**WHAT TO DO**. Filter the data for lines with the word "modalità", then copy every line so identified.

**MATERIAL FOR THIS TASK**.

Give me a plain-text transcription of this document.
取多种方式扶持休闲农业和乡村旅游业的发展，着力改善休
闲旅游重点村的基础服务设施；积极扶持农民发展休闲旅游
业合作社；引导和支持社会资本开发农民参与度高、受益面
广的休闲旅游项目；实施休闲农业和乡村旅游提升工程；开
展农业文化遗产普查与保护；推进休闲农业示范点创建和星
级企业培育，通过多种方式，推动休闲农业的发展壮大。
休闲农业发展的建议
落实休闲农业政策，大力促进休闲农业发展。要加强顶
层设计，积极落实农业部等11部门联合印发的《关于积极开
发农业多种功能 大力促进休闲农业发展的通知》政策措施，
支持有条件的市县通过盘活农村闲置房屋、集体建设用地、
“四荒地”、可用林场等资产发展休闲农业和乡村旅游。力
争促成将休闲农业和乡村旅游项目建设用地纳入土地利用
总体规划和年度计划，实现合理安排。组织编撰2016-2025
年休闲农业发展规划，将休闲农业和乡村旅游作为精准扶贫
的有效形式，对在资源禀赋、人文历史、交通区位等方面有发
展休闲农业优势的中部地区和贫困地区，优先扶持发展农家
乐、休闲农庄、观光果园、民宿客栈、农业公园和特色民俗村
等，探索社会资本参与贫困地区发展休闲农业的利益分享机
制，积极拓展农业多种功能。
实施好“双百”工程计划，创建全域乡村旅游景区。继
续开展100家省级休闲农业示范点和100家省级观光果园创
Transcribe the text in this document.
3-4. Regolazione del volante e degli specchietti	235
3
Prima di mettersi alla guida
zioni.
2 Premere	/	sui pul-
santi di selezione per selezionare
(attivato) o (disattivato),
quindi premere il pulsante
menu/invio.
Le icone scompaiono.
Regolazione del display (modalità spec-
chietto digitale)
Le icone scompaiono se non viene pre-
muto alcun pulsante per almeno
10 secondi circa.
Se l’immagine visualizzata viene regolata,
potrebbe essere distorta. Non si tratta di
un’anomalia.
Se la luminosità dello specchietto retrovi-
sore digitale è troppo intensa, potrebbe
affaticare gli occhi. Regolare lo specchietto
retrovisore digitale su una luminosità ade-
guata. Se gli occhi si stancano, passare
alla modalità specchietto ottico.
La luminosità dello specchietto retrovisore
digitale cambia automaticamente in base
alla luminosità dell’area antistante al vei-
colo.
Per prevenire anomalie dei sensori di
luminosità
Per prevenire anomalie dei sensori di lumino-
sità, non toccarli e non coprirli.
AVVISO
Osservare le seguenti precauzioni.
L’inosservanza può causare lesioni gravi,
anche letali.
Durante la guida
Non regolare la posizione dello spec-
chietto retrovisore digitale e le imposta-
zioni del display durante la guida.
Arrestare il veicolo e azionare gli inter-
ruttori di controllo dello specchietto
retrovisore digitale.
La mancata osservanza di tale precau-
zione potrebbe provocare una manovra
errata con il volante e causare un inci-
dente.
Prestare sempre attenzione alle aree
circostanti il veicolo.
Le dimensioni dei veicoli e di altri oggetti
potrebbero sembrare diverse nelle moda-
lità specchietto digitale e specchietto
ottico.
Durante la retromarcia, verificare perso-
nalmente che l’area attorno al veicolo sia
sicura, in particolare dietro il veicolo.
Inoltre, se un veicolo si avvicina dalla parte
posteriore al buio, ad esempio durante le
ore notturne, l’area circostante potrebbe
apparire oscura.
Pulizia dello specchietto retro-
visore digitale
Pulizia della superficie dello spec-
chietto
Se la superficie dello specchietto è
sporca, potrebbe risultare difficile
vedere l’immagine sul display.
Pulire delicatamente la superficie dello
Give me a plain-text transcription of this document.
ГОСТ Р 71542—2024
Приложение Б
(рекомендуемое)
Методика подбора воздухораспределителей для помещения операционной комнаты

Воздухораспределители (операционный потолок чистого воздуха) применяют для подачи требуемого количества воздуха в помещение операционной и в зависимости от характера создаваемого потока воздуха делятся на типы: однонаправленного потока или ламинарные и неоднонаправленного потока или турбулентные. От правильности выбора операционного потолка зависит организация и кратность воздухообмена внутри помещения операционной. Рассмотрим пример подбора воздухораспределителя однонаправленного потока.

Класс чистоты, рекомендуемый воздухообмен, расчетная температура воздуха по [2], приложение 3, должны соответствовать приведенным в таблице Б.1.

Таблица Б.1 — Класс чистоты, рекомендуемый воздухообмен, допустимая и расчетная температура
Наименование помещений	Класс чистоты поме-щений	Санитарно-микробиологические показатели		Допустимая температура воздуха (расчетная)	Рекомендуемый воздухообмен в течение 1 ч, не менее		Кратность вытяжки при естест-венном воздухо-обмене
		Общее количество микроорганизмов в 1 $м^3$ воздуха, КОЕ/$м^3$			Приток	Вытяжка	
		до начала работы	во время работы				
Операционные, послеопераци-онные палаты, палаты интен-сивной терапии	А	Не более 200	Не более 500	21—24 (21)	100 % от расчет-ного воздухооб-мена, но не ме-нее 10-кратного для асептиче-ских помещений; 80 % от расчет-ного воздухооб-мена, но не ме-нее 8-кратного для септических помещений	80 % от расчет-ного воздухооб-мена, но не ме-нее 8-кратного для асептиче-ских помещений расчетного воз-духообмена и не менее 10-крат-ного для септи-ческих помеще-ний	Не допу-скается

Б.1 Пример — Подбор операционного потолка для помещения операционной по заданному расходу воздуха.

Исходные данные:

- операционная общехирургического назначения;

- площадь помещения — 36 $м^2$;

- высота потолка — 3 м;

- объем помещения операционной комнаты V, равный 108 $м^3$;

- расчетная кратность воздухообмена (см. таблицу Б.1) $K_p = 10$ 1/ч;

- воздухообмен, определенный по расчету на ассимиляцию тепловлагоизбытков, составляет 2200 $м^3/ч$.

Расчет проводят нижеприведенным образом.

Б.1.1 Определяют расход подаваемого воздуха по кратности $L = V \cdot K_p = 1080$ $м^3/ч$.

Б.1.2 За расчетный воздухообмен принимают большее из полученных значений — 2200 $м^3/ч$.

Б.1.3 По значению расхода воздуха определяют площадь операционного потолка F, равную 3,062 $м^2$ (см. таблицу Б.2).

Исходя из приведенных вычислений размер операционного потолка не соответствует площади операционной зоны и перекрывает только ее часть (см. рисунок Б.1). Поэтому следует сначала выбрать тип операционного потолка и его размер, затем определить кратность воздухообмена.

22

**EXPECTED OUTPUT**.
Regolazione del display (modalità spec-
alla modalità specchietto ottico.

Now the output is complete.